WHAT IS ASKED:
Which lines contain the word "милитаристов"? Return each of them as written.

DATA FOR THE TASK:
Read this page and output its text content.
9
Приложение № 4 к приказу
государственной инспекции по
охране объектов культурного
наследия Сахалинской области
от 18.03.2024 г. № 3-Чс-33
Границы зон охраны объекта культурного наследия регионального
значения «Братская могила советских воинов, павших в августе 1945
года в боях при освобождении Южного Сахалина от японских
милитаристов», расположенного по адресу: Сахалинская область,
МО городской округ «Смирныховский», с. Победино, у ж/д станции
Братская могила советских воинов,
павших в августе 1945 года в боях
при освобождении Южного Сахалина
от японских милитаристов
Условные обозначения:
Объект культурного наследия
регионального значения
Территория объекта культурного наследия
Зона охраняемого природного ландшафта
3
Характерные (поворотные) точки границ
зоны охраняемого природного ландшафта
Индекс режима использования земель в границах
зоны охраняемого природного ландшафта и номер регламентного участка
...
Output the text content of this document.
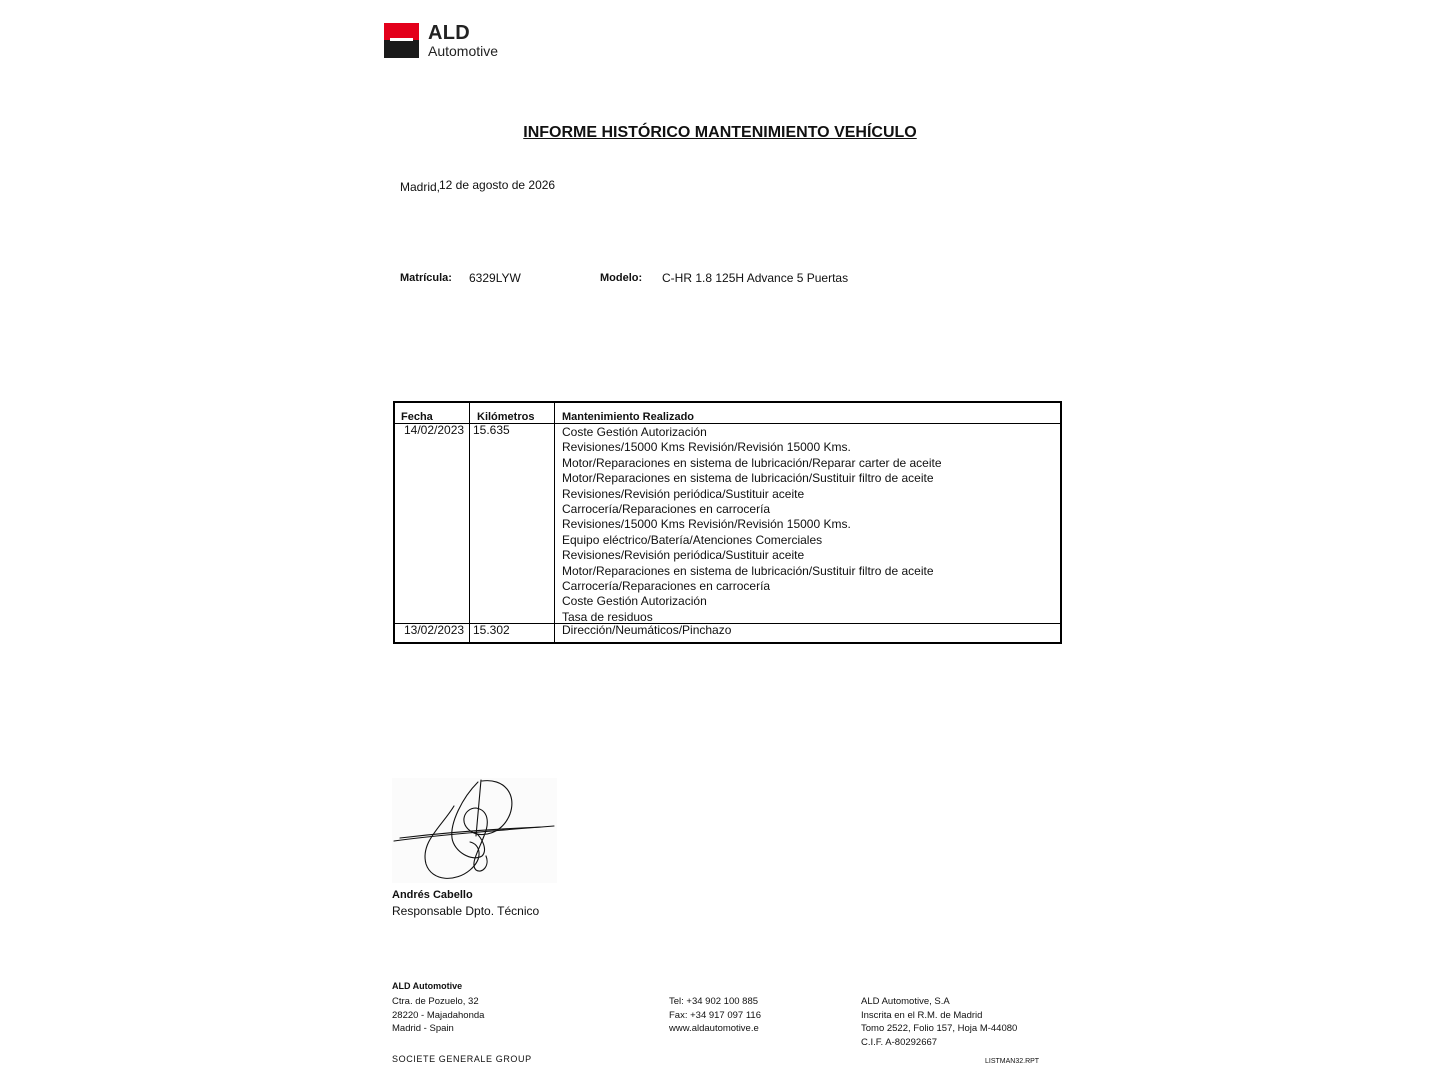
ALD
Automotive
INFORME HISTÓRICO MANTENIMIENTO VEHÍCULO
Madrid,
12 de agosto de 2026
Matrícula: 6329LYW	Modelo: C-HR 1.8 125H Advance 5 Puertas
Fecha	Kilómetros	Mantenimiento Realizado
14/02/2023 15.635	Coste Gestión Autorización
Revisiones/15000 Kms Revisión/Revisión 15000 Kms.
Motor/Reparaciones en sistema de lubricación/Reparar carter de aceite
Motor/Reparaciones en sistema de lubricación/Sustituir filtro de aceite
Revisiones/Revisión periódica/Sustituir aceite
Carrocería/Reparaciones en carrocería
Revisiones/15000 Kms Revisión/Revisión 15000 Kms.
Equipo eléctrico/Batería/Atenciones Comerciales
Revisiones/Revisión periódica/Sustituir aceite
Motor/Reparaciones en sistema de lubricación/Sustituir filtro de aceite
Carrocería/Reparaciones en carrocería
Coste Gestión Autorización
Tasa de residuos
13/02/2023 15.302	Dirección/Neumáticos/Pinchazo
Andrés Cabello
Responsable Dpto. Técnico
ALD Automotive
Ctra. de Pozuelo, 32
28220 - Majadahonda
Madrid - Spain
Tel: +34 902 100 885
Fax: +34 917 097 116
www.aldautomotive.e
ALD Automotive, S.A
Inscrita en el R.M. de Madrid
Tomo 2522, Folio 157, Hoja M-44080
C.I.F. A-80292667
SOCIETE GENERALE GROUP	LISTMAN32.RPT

REPLY TO THE EXERCISE:
милитаристов», расположенного по адресу: Сахалинская область,
от японских милитаристов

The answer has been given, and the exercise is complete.